- [WRITTEN PROBLEM]: Restate the full set of records exactly, without adding or dropping a word.

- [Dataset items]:
--- Begin ---

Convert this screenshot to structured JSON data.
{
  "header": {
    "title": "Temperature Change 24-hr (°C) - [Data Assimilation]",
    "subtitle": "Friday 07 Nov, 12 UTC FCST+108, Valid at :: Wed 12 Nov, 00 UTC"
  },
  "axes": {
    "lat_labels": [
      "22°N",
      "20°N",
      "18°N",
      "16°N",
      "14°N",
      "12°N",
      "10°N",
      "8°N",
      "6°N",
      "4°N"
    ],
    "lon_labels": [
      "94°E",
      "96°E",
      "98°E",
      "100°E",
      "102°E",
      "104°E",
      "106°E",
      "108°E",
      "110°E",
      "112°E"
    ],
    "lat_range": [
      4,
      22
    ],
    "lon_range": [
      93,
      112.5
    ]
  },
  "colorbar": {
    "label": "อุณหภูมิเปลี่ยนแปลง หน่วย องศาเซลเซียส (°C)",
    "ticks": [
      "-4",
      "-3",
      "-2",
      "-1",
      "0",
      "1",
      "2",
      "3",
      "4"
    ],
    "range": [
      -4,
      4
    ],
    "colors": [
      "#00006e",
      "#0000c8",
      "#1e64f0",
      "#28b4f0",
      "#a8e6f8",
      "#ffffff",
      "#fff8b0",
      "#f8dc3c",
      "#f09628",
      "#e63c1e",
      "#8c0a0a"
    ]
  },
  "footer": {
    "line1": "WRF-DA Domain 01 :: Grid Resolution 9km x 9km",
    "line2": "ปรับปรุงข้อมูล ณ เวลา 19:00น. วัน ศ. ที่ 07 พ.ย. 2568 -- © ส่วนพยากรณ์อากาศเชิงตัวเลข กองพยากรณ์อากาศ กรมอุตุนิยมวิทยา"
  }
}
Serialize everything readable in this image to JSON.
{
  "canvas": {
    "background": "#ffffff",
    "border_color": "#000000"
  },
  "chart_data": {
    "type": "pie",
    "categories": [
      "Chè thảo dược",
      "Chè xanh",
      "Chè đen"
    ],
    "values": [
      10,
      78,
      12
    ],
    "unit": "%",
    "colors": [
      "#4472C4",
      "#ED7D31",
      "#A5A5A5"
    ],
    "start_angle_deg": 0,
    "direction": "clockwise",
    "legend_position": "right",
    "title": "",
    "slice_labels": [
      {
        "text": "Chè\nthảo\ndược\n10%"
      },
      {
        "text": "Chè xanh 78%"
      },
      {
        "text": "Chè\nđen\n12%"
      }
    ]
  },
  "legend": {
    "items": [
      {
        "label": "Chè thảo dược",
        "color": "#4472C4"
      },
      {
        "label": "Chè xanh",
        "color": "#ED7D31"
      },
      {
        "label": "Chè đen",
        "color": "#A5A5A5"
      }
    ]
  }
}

--- End ---

- [COMPLETE OUTPUT]:
Convert this screenshot to structured JSON data.
{
  "header": {
    "title": "Temperature Change 24-hr (°C) - [Data Assimilation]",
    "subtitle": "Friday 07 Nov, 12 UTC FCST+108, Valid at :: Wed 12 Nov, 00 UTC"
  },
  "axes": {
    "lat_labels": [
      "22°N",
      "20°N",
      "18°N",
      "16°N",
      "14°N",
      "12°N",
      "10°N",
      "8°N",
      "6°N",
      "4°N"
    ],
    "lon_labels": [
      "94°E",
      "96°E",
      "98°E",
      "100°E",
      "102°E",
      "104°E",
      "106°E",
      "108°E",
      "110°E",
      "112°E"
    ],
    "lat_range": [
      4,
      22
    ],
    "lon_range": [
      93,
      112.5
    ]
  },
  "colorbar": {
    "label": "อุณหภูมิเปลี่ยนแปลง หน่วย องศาเซลเซียส (°C)",
    "ticks": [
      "-4",
      "-3",
      "-2",
      "-1",
      "0",
      "1",
      "2",
      "3",
      "4"
    ],
    "range": [
      -4,
      4
    ],
    "colors": [
      "#00006e",
      "#0000c8",
      "#1e64f0",
      "#28b4f0",
      "#a8e6f8",
      "#ffffff",
      "#fff8b0",
      "#f8dc3c",
      "#f09628",
      "#e63c1e",
      "#8c0a0a"
    ]
  },
  "footer": {
    "line1": "WRF-DA Domain 01 :: Grid Resolution 9km x 9km",
    "line2": "ปรับปรุงข้อมูล ณ เวลา 19:00น. วัน ศ. ที่ 07 พ.ย. 2568 -- © ส่วนพยากรณ์อากาศเชิงตัวเลข กองพยากรณ์อากาศ กรมอุตุนิยมวิทยา"
  }
}
Serialize everything readable in this image to JSON.
{
  "canvas": {
    "background": "#ffffff",
    "border_color": "#000000"
  },
  "chart_data": {
    "type": "pie",
    "categories": [
      "Chè thảo dược",
      "Chè xanh",
      "Chè đen"
    ],
    "values": [
      10,
      78,
      12
    ],
    "unit": "%",
    "colors": [
      "#4472C4",
      "#ED7D31",
      "#A5A5A5"
    ],
    "start_angle_deg": 0,
    "direction": "clockwise",
    "legend_position": "right",
    "title": "",
    "slice_labels": [
      {
        "text": "Chè\nthảo\ndược\n10%"
      },
      {
        "text": "Chè xanh 78%"
      },
      {
        "text": "Chè\nđen\n12%"
      }
    ]
  },
  "legend": {
    "items": [
      {
        "label": "Chè thảo dược",
        "color": "#4472C4"
      },
      {
        "label": "Chè xanh",
        "color": "#ED7D31"
      },
      {
        "label": "Chè đen",
        "color": "#A5A5A5"
      }
    ]
  }
}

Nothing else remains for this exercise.